▶ **Text segment**:

Here is a very late answer to your suggestion, I was away and I'm slowly
catching up...

On 2010-06-28, Peter <peter@xxxxxxxxxxxxxxxxxxxxx> wrote:
> On Mon, Jun 28, 2010 at 2:53 PM, David McLeod <daiode@xxxxxxx> wrote:
>>
>> Hey Peter (and other guys), I think as things were buzzing on IRC during the
>> time that Florian wrote this we kind of discussed it there.
> 
> Oh good - that makes sense given there was nothing on the mailing list.
> 
> Does that mean there isn't much enthusiasm for an interim release
> based on what is in the repository right now? i.e. essentially what would
> have been Moovida 1.0.10, still using Python and Pigment 0.3 but
> addressing small bugs etc. This is something I think would be useful,
> and time permitting I may be able to make some small contributions to.
> 
> Peter

Some patches have been committed to lp:elisa (the community branch)
since Moovida's last release. As Fluendo Embedded kind of officially
announced that they discontinue support for Moovida 1.0, there is no
hope that they will some day merge those patches and release them.

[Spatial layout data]
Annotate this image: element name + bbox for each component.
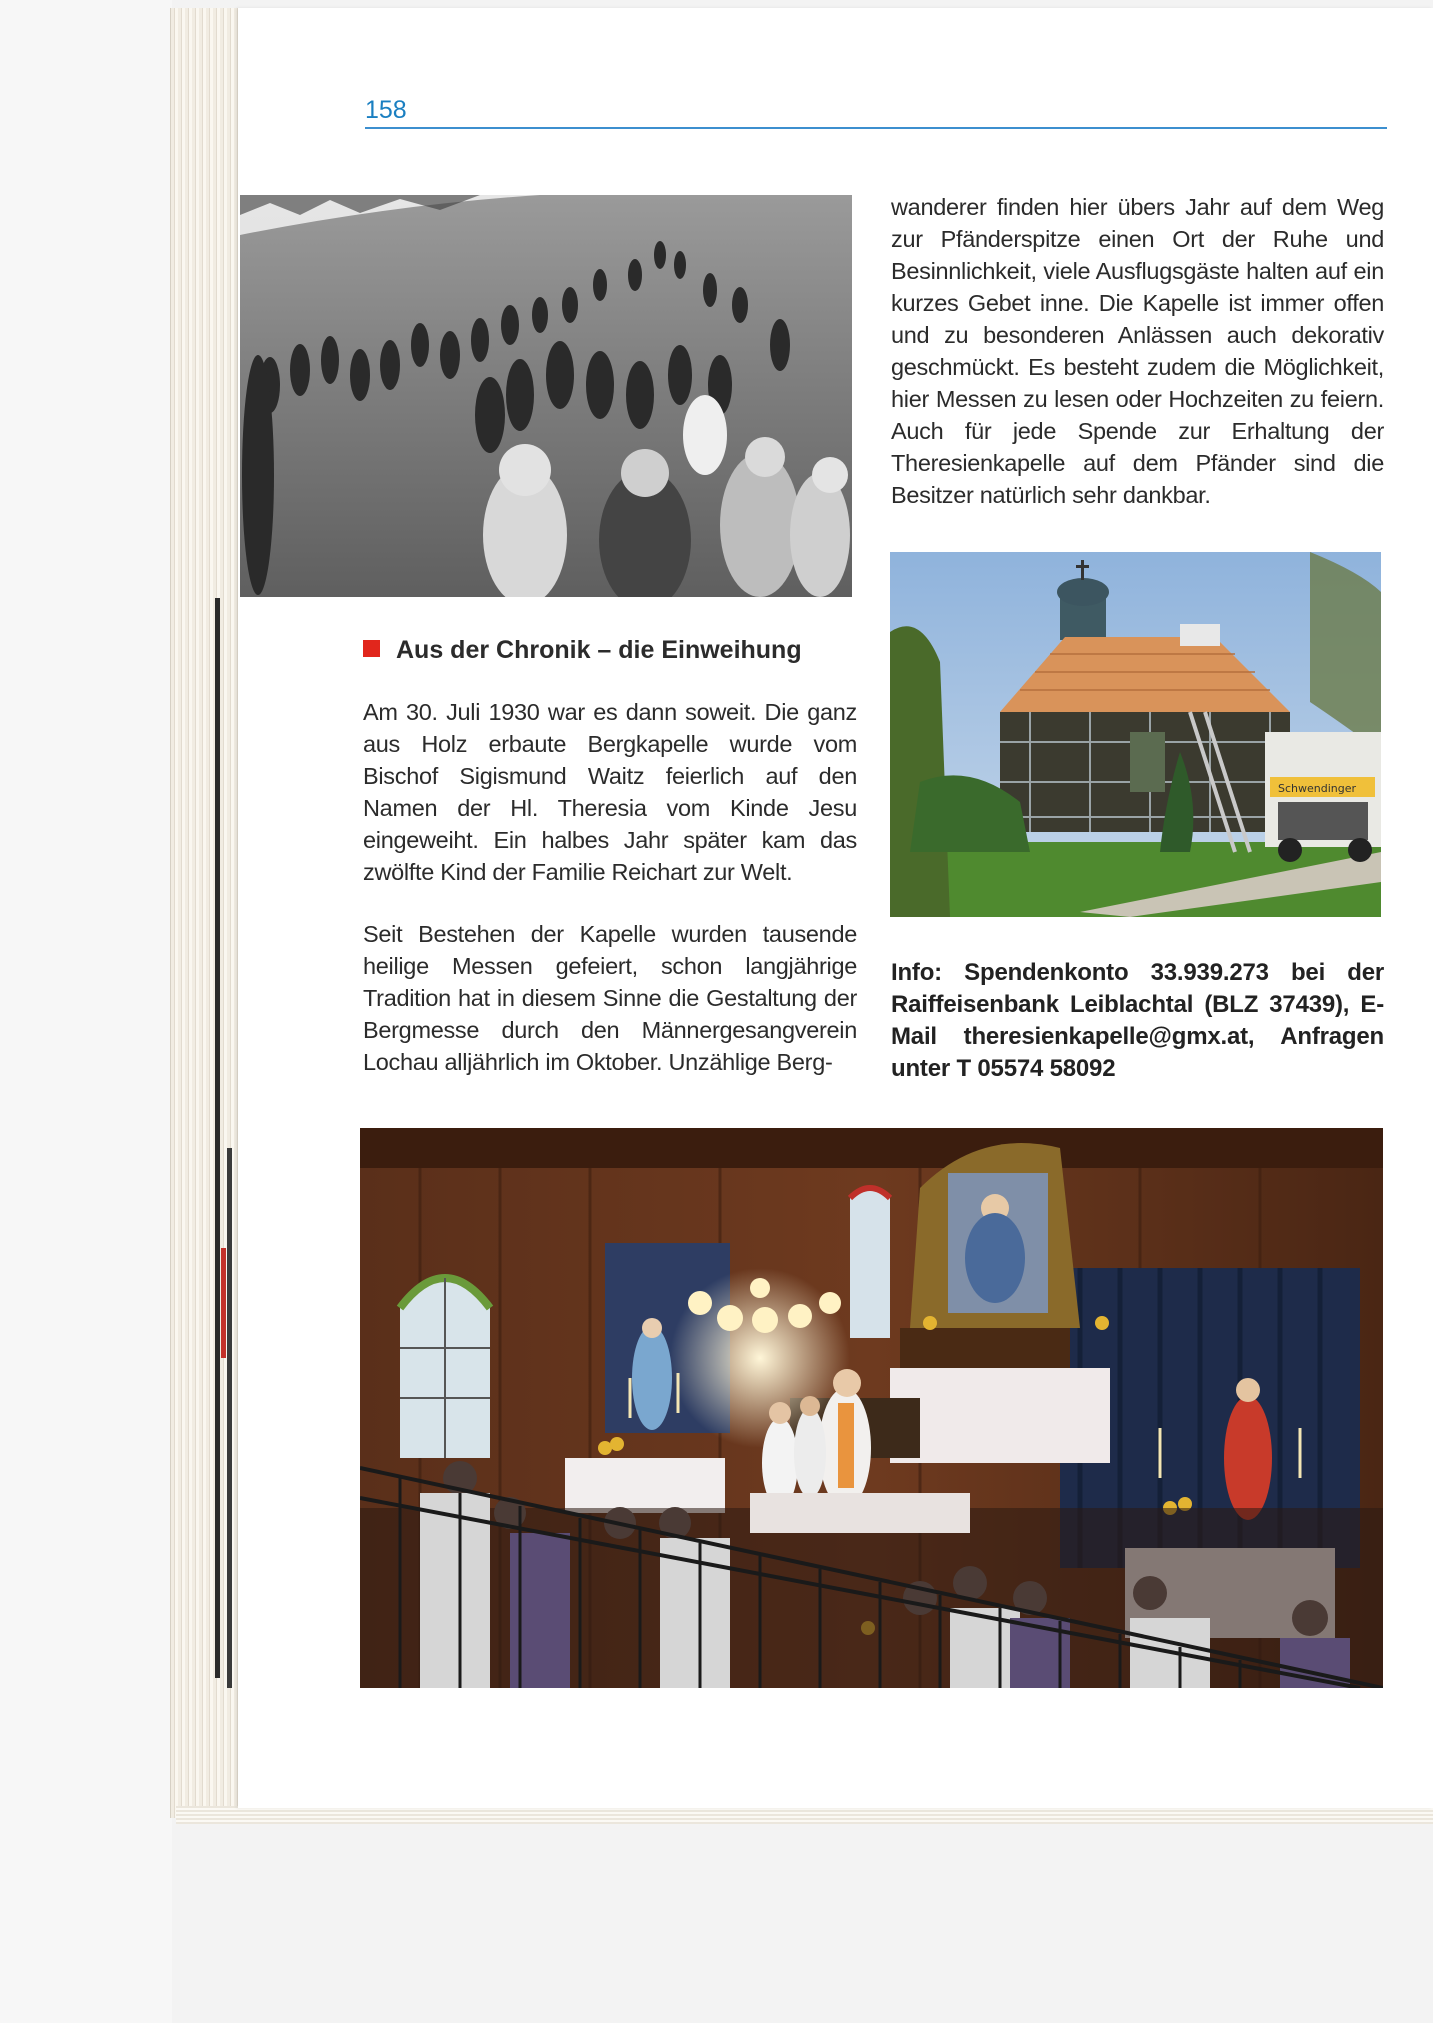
left-paragraph-2: Seit Bestehen der Kapelle wurden tausende heilige Messen gefeiert, schon langjährige Tradition hat in diesem Sinne die Gestaltung der Bergmesse durch den Männergesangverein Lochau alljährlich im Oktober. Unzählige Berg- (363, 921, 857, 1075)
heading-bullet-icon (363, 640, 380, 657)
section-heading-text: Aus der Chronik – die Einweihung (396, 636, 802, 664)
right-column-text (891, 191, 1384, 541)
page-number: 158 (365, 96, 407, 124)
procession-photo (240, 195, 852, 597)
section-heading (363, 636, 802, 665)
header-rule (365, 127, 1387, 129)
scan-background (0, 0, 172, 2023)
truck-lettering: Schwendinger (1278, 782, 1357, 795)
book-page-edges (170, 8, 243, 1818)
chapel-interior-photo (360, 1128, 1383, 1688)
info-block: Info: Spendenkonto 33.939.273 bei der Raiffeisenbank Leiblachtal (BLZ 37439), E-Mail theresienkapelle@gmx.at, Anfragen unter T 05574 58092 (891, 959, 1384, 1082)
left-paragraph-1: Am 30. Juli 1930 war es dann soweit. Die ganz aus Holz erbaute Bergkapelle wurde vom Bischof Sigismund Waitz feierlich auf den Namen der Hl. Theresia vom Kinde Jesu eingeweiht. Ein halbes Jahr später kam das zwölfte Kind der Familie Reichart zur Welt. (363, 699, 857, 885)
left-column-text (363, 696, 857, 1108)
chapel-renovation-photo (890, 552, 1381, 917)
right-paragraph: wanderer finden hier übers Jahr auf dem Weg zur Pfänderspitze einen Ort der Ruhe und Besinnlichkeit, viele Ausflugsgäste halten auf ein kurzes Gebet inne. Die Kapelle ist immer offen und zu besonderen Anlässen auch dekorativ geschmückt. Es besteht zudem die Möglichkeit, hier Messen zu lesen oder Hochzeiten zu feiern. Auch für jede Spende zur Erhaltung der Theresienkapelle auf dem Pfänder sind die Besitzer natürlich sehr dankbar. (891, 194, 1384, 508)
book-bottom-edge (176, 1806, 1433, 1824)
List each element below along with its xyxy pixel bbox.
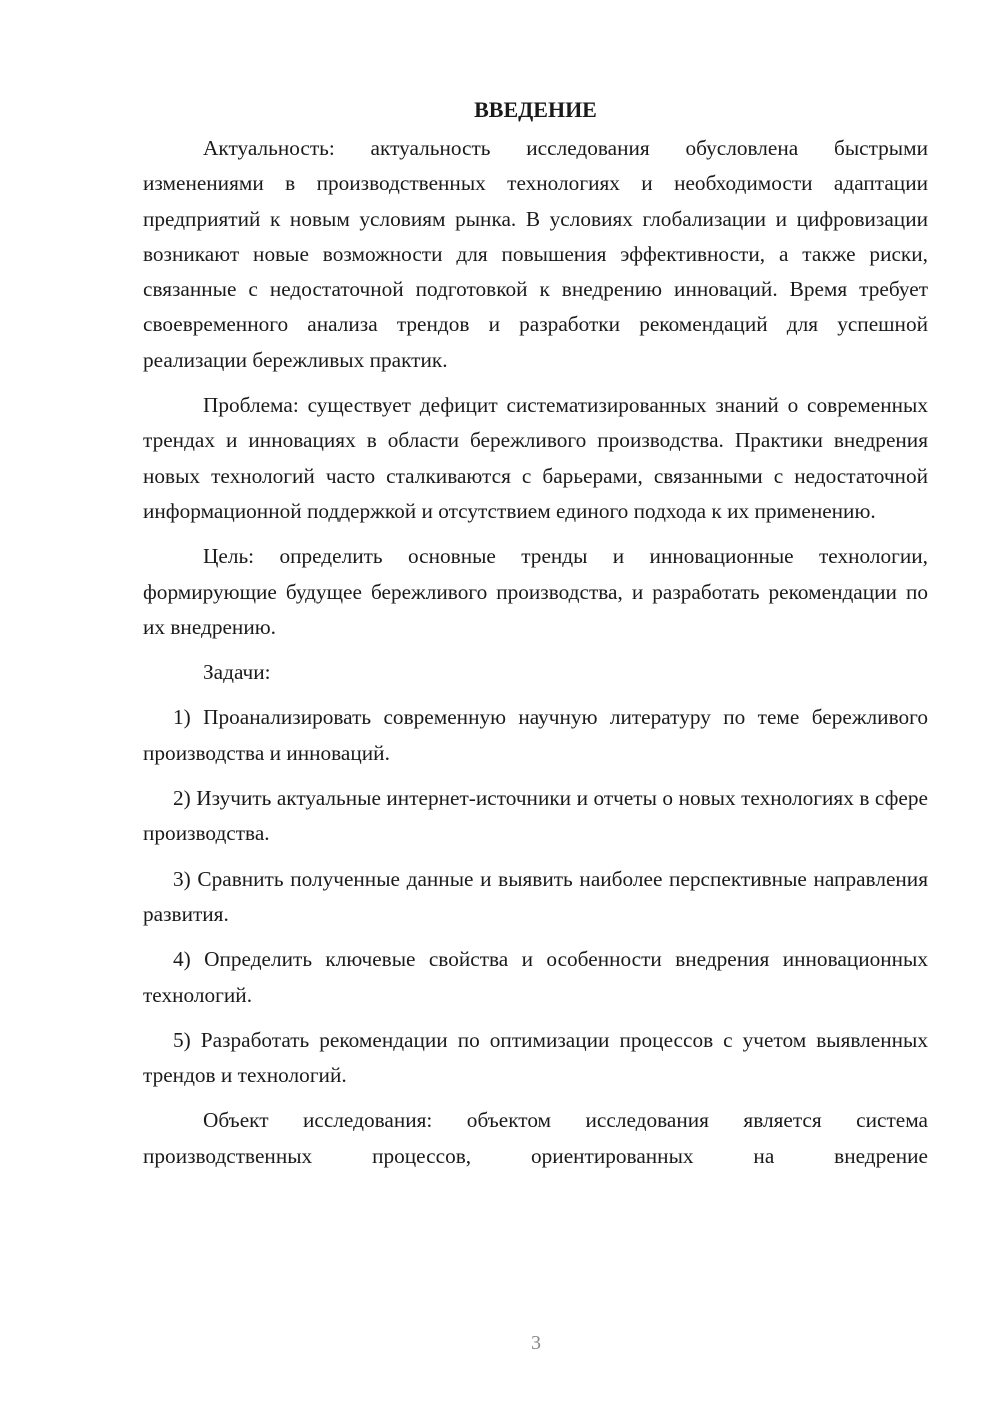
list-item-task-5: 5) Разработать рекомендации по оптимизации процессов с учетом выявленных трендов и технологий. bbox=[143, 1027, 928, 1088]
list-item-task-2: 2) Изучить актуальные интернет-источники и отчеты о новых технологиях в сфере производства. bbox=[143, 786, 928, 846]
paragraph-relevance: Актуальность: актуальность исследования обусловлена быстрыми изменениями в производственных технологиях и необходимости адаптации предприятий к новым условиям рынка. В условиях глобализации и цифровизации возникают новые возможности для повышения эффективности, а также риски, связанные с недостаточной подготовкой к внедрению инноваций. Время требует своевременного анализа трендов и разработки рекомендаций для успешной реализации бережливых практик. bbox=[143, 136, 928, 372]
page-number: 3 bbox=[531, 1332, 541, 1354]
paragraph-object: Объект исследования: объектом исследования является система производственных процессов, ориентированных на внедрение bbox=[143, 1108, 928, 1168]
page-title: ВВЕДЕНИЕ bbox=[474, 97, 597, 122]
list-item-task-4: 4) Определить ключевые свойства и особенности внедрения инновационных технологий. bbox=[143, 947, 928, 1007]
document-body bbox=[143, 92, 928, 1174]
list-item-task-1: 1) Проанализировать современную научную литературу по теме бережливого производства и инноваций. bbox=[143, 705, 928, 765]
paragraph-problem: Проблема: существует дефицит систематизированных знаний о современных трендах и инновациях в области бережливого производства. Практики внедрения новых технологий часто сталкиваются с барьерами, связанными с недостаточной информационной поддержкой и отсутствием единого подхода к их применению. bbox=[143, 393, 928, 523]
list-item-task-3: 3) Сравнить полученные данные и выявить наиболее перспективные направления развития. bbox=[143, 866, 928, 926]
tasks-heading: Задачи: bbox=[203, 660, 271, 685]
paragraph-goal: Цель: определить основные тренды и инновационные технологии, формирующие будущее бережливого производства, и разработать рекомендации по их внедрению. bbox=[143, 544, 928, 639]
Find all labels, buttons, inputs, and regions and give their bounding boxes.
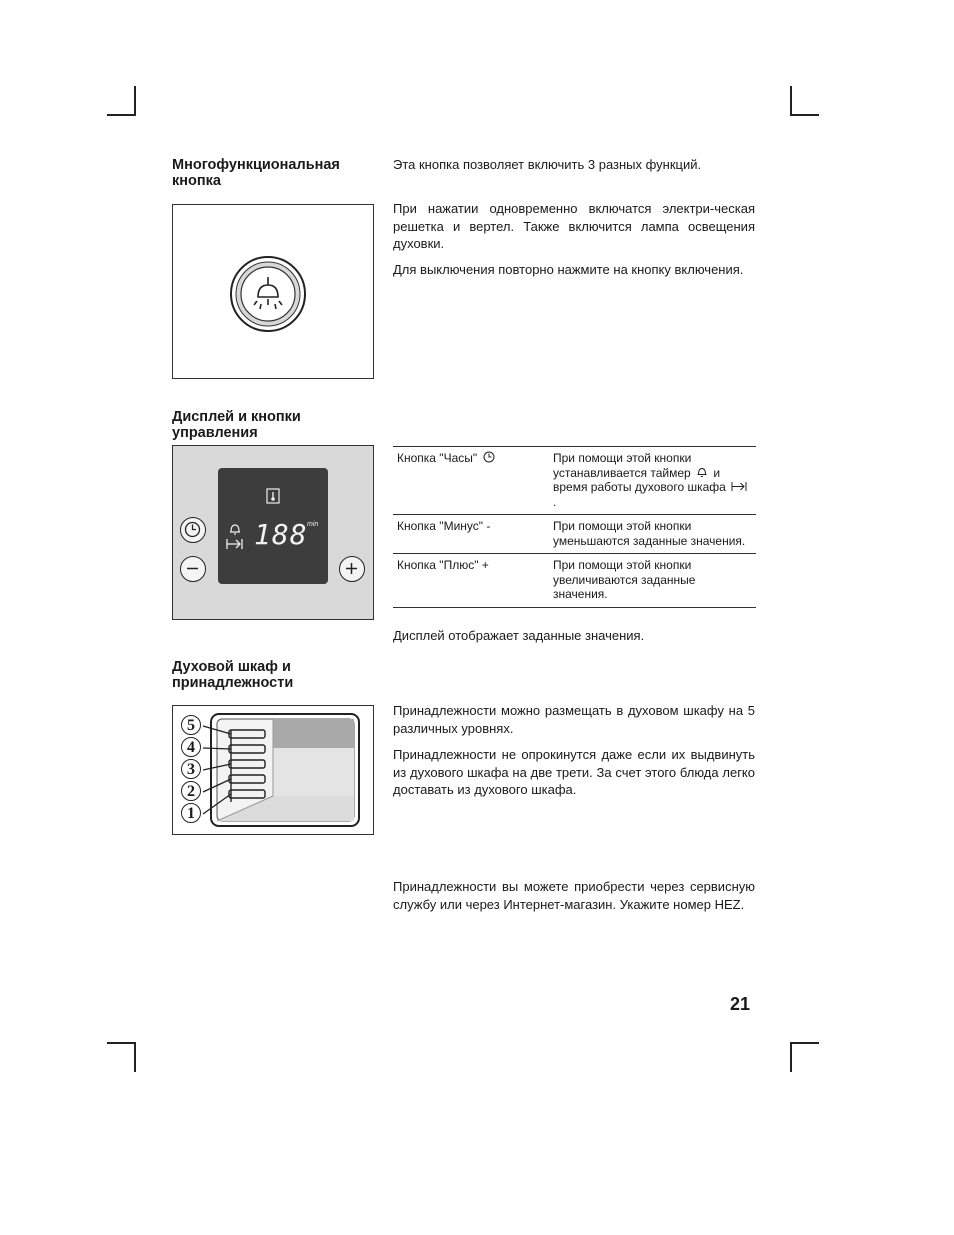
table-cell-button: Кнопка "Минус" -	[393, 515, 549, 554]
page-number: 21	[730, 994, 751, 1014]
oven-heading: Духовой шкаф и принадлежности	[172, 659, 294, 691]
plus-icon	[340, 557, 363, 580]
table-row	[393, 447, 756, 515]
oven-para-2: Принадлежности не опрокинутся даже если их выдвинуть из духового шкафа на две трети. За счет этого блюда легко доставать из духового шкафа.	[393, 747, 755, 797]
crop-mark-tl-v	[134, 86, 136, 116]
level-label-4: 4	[181, 737, 201, 757]
end-time-icon	[226, 538, 244, 550]
display-note: Дисплей отображает заданные значения.	[393, 628, 645, 643]
thermometer-icon	[266, 488, 280, 504]
oven-para-3: Принадлежности вы можете приобрести через сервисную службу или через Интернет-магазин. Укажите номер HEZ.	[393, 879, 755, 912]
button-description-table	[393, 446, 756, 608]
level-label-5: 5	[181, 715, 201, 735]
level-label-1: 1	[181, 803, 201, 823]
crop-mark-tr-v	[790, 86, 792, 116]
end-time-icon	[731, 481, 749, 492]
table-cell-description: При помощи этой кнопки устанавливается таймер и время работы духового шкафа .	[549, 447, 756, 515]
minus-icon	[181, 557, 204, 580]
bell-icon	[228, 522, 242, 536]
multifunction-para-3: Для выключения повторно нажмите на кнопку включения.	[393, 262, 744, 277]
clock-button[interactable]	[180, 517, 206, 543]
oven-para-1: Принадлежности можно размещать в духовом шкафу на 5 различных уровнях.	[393, 703, 755, 736]
lamp-button-illustration	[173, 205, 373, 378]
table-cell-button: Кнопка "Часы"	[393, 447, 549, 515]
clock-icon	[483, 451, 495, 463]
display-unit: min	[307, 521, 319, 528]
minus-button[interactable]	[180, 556, 206, 582]
clock-icon	[181, 518, 204, 541]
table-cell-button: Кнопка "Плюс" +	[393, 554, 549, 608]
crop-mark-br-v	[790, 1042, 792, 1072]
lcd-panel	[218, 468, 328, 584]
table-cell-description: При помощи этой кнопки увеличиваются заданные значения.	[549, 554, 756, 608]
bell-icon	[696, 466, 708, 478]
table-cell-description: При помощи этой кнопки уменьшаются заданные значения.	[549, 515, 756, 554]
plus-button[interactable]	[339, 556, 365, 582]
crop-mark-br-h	[790, 1042, 819, 1044]
level-label-2: 2	[181, 781, 201, 801]
display-heading: Дисплей и кнопки управления	[172, 409, 301, 441]
crop-mark-tl-h	[107, 114, 136, 116]
oven-levels-illustration	[173, 706, 373, 834]
crop-mark-bl-v	[134, 1042, 136, 1072]
multifunction-para-1: Эта кнопка позволяет включить 3 разных функций.	[393, 157, 702, 172]
multifunction-figure	[172, 204, 374, 379]
level-label-3: 3	[181, 759, 201, 779]
table-row	[393, 554, 756, 608]
oven-figure	[172, 705, 374, 835]
display-digits: 188	[254, 518, 308, 551]
display-figure	[172, 445, 374, 620]
crop-mark-bl-h	[107, 1042, 136, 1044]
multifunction-heading: Многофункциональная кнопка	[172, 157, 340, 189]
multifunction-para-2: При нажатии одновременно включатся электри-ческая решетка и вертел. Также включится лампа освещения духовки.	[393, 201, 755, 251]
table-row	[393, 515, 756, 554]
crop-mark-tr-h	[790, 114, 819, 116]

▶ **What this task involves**:
Answer these questions from the mailing list message.
(a) Where does David McLeod say the topic was discussed?
(b) What version number would the interim release essentially have had?
(c) Where have some patches been committed since Moovida's last release?
Answer from the mailing list message only, without the items.

▶ **Answer for this exercise**:
(a) On IRC.
(b) Moovida 1.0.10.
(c) To lp:elisa, the community branch.